Directive: Transcribe the records that follow in their entirety, omitting any pictures.

Start of Stored data

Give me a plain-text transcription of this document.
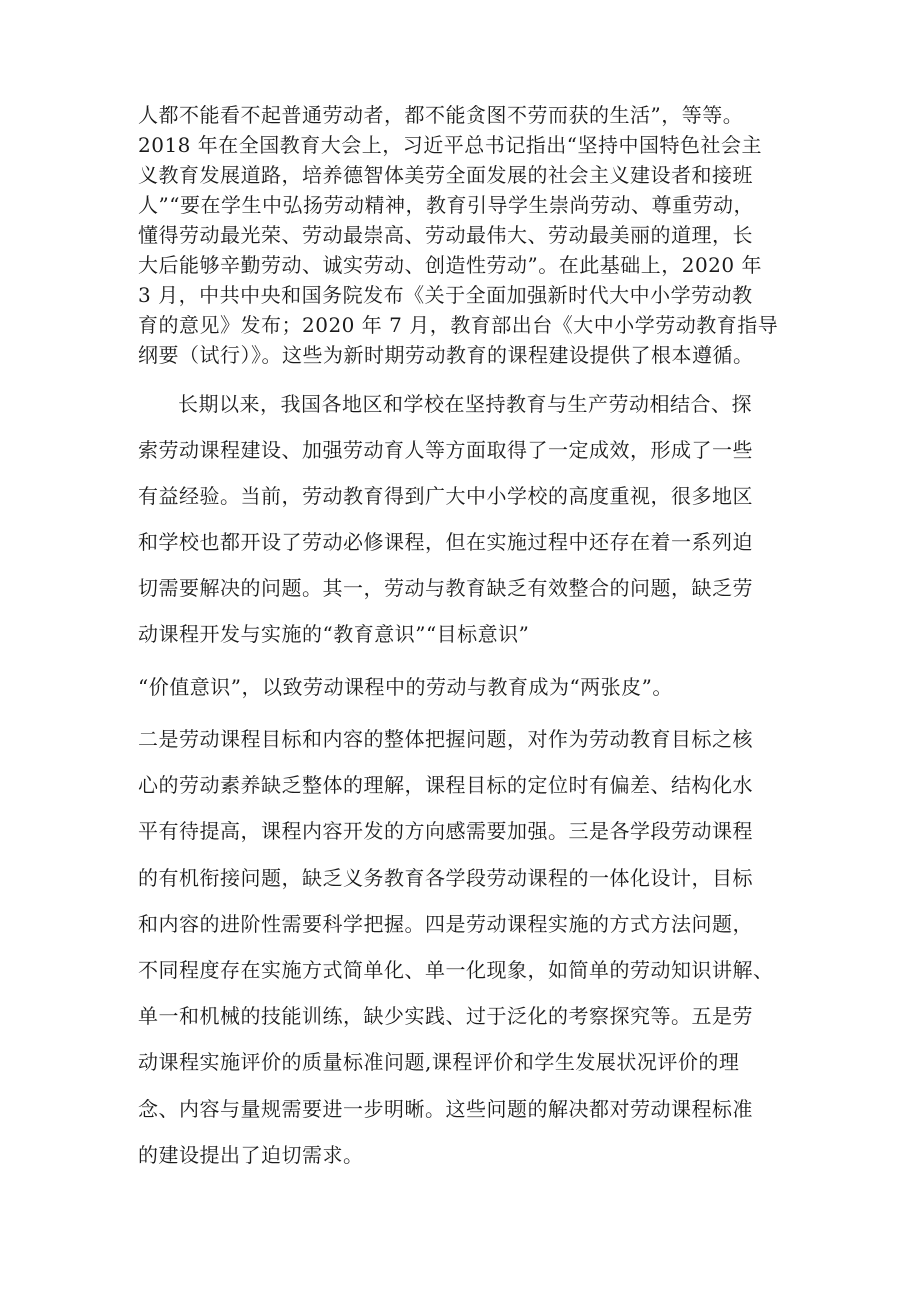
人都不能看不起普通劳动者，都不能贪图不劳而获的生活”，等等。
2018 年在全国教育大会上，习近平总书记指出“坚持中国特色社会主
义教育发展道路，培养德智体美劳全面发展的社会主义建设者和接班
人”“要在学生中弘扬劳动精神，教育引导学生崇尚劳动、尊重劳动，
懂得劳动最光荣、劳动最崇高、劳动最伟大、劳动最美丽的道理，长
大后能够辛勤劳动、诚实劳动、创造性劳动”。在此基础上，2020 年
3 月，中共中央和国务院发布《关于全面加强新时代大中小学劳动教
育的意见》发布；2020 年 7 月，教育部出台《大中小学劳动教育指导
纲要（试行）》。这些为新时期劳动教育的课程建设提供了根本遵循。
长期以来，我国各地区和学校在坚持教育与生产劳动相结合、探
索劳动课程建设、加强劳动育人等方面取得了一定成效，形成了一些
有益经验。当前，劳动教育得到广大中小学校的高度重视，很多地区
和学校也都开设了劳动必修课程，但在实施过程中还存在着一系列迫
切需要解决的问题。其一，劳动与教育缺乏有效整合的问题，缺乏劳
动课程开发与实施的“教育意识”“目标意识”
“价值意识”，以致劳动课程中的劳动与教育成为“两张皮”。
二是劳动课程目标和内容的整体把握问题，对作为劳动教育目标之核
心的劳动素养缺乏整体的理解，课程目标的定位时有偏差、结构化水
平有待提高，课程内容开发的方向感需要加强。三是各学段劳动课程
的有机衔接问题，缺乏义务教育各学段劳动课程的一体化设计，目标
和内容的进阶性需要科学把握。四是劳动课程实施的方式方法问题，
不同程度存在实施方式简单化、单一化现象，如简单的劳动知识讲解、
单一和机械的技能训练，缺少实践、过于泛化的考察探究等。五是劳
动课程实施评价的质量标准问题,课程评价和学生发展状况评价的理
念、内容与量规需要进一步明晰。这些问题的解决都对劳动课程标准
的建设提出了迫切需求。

End of Stored data

Output below:
Give me a plain-text transcription of this document.
人都不能看不起普通劳动者，都不能贪图不劳而获的生活”，等等。
2018 年在全国教育大会上，习近平总书记指出“坚持中国特色社会主
义教育发展道路，培养德智体美劳全面发展的社会主义建设者和接班
人”“要在学生中弘扬劳动精神，教育引导学生崇尚劳动、尊重劳动，
懂得劳动最光荣、劳动最崇高、劳动最伟大、劳动最美丽的道理，长
大后能够辛勤劳动、诚实劳动、创造性劳动”。在此基础上，2020 年
3 月，中共中央和国务院发布《关于全面加强新时代大中小学劳动教
育的意见》发布；2020 年 7 月，教育部出台《大中小学劳动教育指导
纲要（试行）》。这些为新时期劳动教育的课程建设提供了根本遵循。
长期以来，我国各地区和学校在坚持教育与生产劳动相结合、探
索劳动课程建设、加强劳动育人等方面取得了一定成效，形成了一些
有益经验。当前，劳动教育得到广大中小学校的高度重视，很多地区
和学校也都开设了劳动必修课程，但在实施过程中还存在着一系列迫
切需要解决的问题。其一，劳动与教育缺乏有效整合的问题，缺乏劳
动课程开发与实施的“教育意识”“目标意识”
“价值意识”，以致劳动课程中的劳动与教育成为“两张皮”。
二是劳动课程目标和内容的整体把握问题，对作为劳动教育目标之核
心的劳动素养缺乏整体的理解，课程目标的定位时有偏差、结构化水
平有待提高，课程内容开发的方向感需要加强。三是各学段劳动课程
的有机衔接问题，缺乏义务教育各学段劳动课程的一体化设计，目标
和内容的进阶性需要科学把握。四是劳动课程实施的方式方法问题，
不同程度存在实施方式简单化、单一化现象，如简单的劳动知识讲解、
单一和机械的技能训练，缺少实践、过于泛化的考察探究等。五是劳
动课程实施评价的质量标准问题,课程评价和学生发展状况评价的理
念、内容与量规需要进一步明晰。这些问题的解决都对劳动课程标准
的建设提出了迫切需求。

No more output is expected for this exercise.